++++ Exercise material ++++

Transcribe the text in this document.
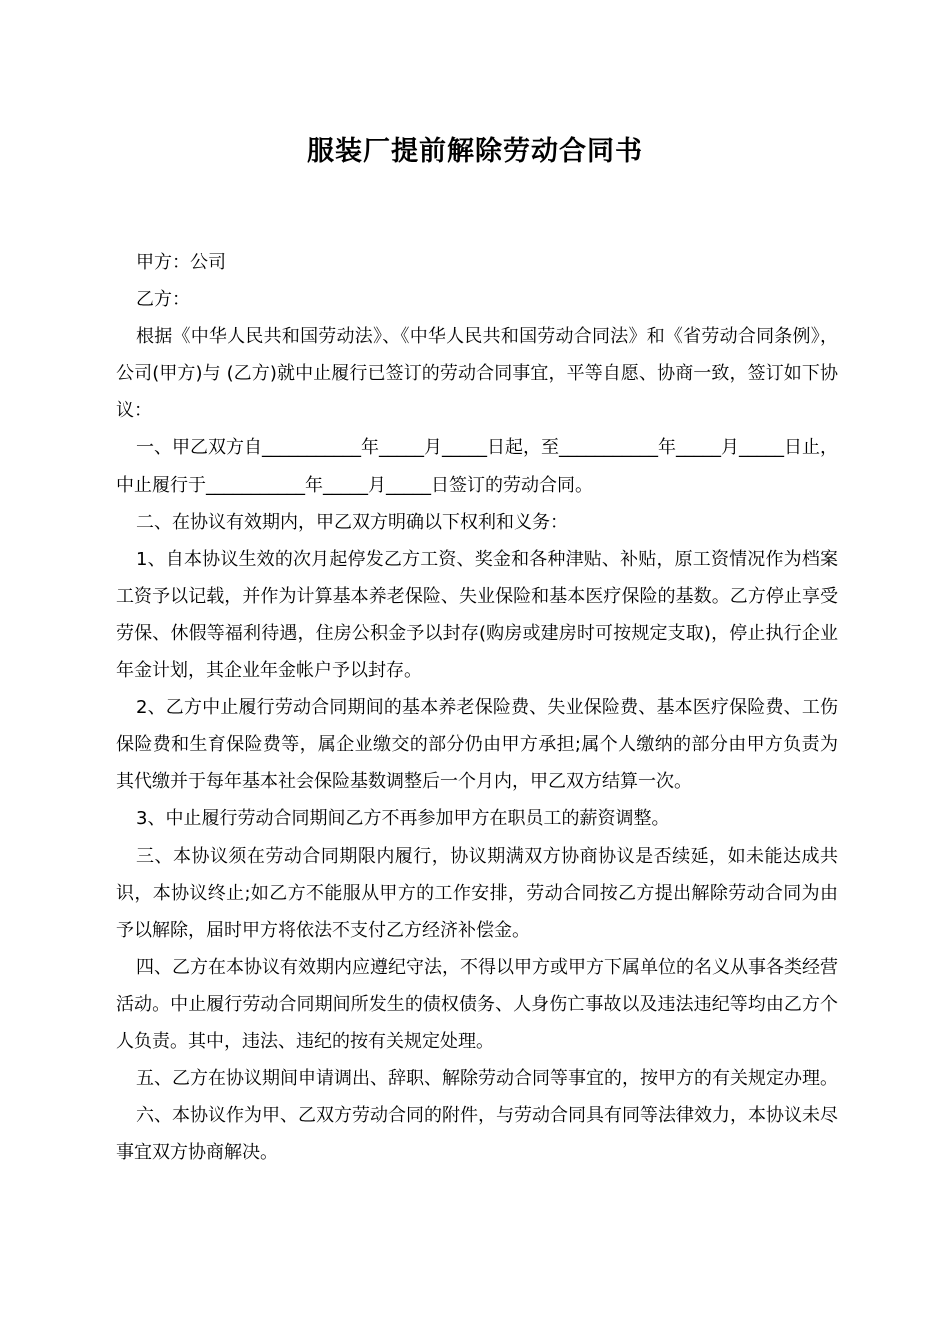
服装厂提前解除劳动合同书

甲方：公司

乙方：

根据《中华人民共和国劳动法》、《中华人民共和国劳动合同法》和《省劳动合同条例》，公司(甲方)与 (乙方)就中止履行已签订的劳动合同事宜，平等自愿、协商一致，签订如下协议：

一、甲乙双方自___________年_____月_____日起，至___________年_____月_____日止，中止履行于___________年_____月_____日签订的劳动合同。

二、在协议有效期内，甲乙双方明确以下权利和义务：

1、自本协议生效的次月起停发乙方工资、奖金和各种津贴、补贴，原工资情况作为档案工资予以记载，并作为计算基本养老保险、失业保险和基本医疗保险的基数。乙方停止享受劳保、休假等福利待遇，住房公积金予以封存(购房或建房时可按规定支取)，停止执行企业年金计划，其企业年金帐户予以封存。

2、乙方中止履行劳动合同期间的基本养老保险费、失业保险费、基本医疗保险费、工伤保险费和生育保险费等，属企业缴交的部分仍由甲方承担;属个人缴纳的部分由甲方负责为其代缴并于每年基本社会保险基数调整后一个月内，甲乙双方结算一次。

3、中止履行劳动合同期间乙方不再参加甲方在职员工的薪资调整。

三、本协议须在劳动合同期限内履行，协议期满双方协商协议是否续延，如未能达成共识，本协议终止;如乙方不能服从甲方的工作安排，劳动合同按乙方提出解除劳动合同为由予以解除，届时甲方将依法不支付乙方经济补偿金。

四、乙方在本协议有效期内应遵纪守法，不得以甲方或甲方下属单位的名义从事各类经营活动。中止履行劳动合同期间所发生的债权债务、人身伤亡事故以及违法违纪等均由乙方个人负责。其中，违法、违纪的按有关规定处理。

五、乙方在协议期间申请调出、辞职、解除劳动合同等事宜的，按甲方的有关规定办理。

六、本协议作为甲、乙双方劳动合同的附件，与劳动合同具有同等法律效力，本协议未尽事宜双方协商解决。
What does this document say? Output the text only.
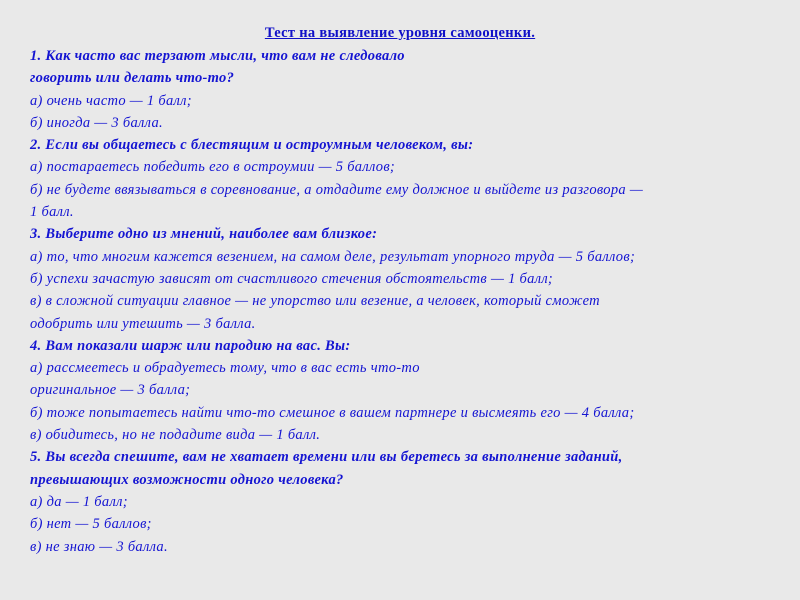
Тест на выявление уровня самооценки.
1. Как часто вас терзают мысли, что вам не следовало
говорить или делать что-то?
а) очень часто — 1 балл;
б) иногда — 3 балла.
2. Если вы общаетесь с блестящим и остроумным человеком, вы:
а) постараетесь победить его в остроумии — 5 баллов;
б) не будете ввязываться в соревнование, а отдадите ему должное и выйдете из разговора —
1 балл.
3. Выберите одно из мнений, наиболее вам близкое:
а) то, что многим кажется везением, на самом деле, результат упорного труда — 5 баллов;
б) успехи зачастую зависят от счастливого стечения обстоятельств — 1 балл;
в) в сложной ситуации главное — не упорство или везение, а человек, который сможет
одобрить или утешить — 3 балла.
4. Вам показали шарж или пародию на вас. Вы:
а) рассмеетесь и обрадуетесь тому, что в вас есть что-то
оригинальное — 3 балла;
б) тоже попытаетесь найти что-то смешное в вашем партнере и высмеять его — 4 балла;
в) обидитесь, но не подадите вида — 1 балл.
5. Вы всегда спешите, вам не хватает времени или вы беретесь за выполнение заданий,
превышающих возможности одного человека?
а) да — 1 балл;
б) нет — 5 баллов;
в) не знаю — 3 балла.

++++

### Set task
Give every line above again exactly, with no pictures.

### Solution
Transcribe the text in this document.
服装厂提前解除劳动合同书

甲方：公司

乙方：

根据《中华人民共和国劳动法》、《中华人民共和国劳动合同法》和《省劳动合同条例》，公司(甲方)与 (乙方)就中止履行已签订的劳动合同事宜，平等自愿、协商一致，签订如下协议：

一、甲乙双方自___________年_____月_____日起，至___________年_____月_____日止，中止履行于___________年_____月_____日签订的劳动合同。

二、在协议有效期内，甲乙双方明确以下权利和义务：

1、自本协议生效的次月起停发乙方工资、奖金和各种津贴、补贴，原工资情况作为档案工资予以记载，并作为计算基本养老保险、失业保险和基本医疗保险的基数。乙方停止享受劳保、休假等福利待遇，住房公积金予以封存(购房或建房时可按规定支取)，停止执行企业年金计划，其企业年金帐户予以封存。

2、乙方中止履行劳动合同期间的基本养老保险费、失业保险费、基本医疗保险费、工伤保险费和生育保险费等，属企业缴交的部分仍由甲方承担;属个人缴纳的部分由甲方负责为其代缴并于每年基本社会保险基数调整后一个月内，甲乙双方结算一次。

3、中止履行劳动合同期间乙方不再参加甲方在职员工的薪资调整。

三、本协议须在劳动合同期限内履行，协议期满双方协商协议是否续延，如未能达成共识，本协议终止;如乙方不能服从甲方的工作安排，劳动合同按乙方提出解除劳动合同为由予以解除，届时甲方将依法不支付乙方经济补偿金。

四、乙方在本协议有效期内应遵纪守法，不得以甲方或甲方下属单位的名义从事各类经营活动。中止履行劳动合同期间所发生的债权债务、人身伤亡事故以及违法违纪等均由乙方个人负责。其中，违法、违纪的按有关规定处理。

五、乙方在协议期间申请调出、辞职、解除劳动合同等事宜的，按甲方的有关规定办理。

六、本协议作为甲、乙双方劳动合同的附件，与劳动合同具有同等法律效力，本协议未尽事宜双方协商解决。
What does this document say? Output the text only.
Тест на выявление уровня самооценки.
1. Как часто вас терзают мысли, что вам не следовало
говорить или делать что-то?
а) очень часто — 1 балл;
б) иногда — 3 балла.
2. Если вы общаетесь с блестящим и остроумным человеком, вы:
а) постараетесь победить его в остроумии — 5 баллов;
б) не будете ввязываться в соревнование, а отдадите ему должное и выйдете из разговора —
1 балл.
3. Выберите одно из мнений, наиболее вам близкое:
а) то, что многим кажется везением, на самом деле, результат упорного труда — 5 баллов;
б) успехи зачастую зависят от счастливого стечения обстоятельств — 1 балл;
в) в сложной ситуации главное — не упорство или везение, а человек, который сможет
одобрить или утешить — 3 балла.
4. Вам показали шарж или пародию на вас. Вы:
а) рассмеетесь и обрадуетесь тому, что в вас есть что-то
оригинальное — 3 балла;
б) тоже попытаетесь найти что-то смешное в вашем партнере и высмеять его — 4 балла;
в) обидитесь, но не подадите вида — 1 балл.
5. Вы всегда спешите, вам не хватает времени или вы беретесь за выполнение заданий,
превышающих возможности одного человека?
а) да — 1 балл;
б) нет — 5 баллов;
в) не знаю — 3 балла.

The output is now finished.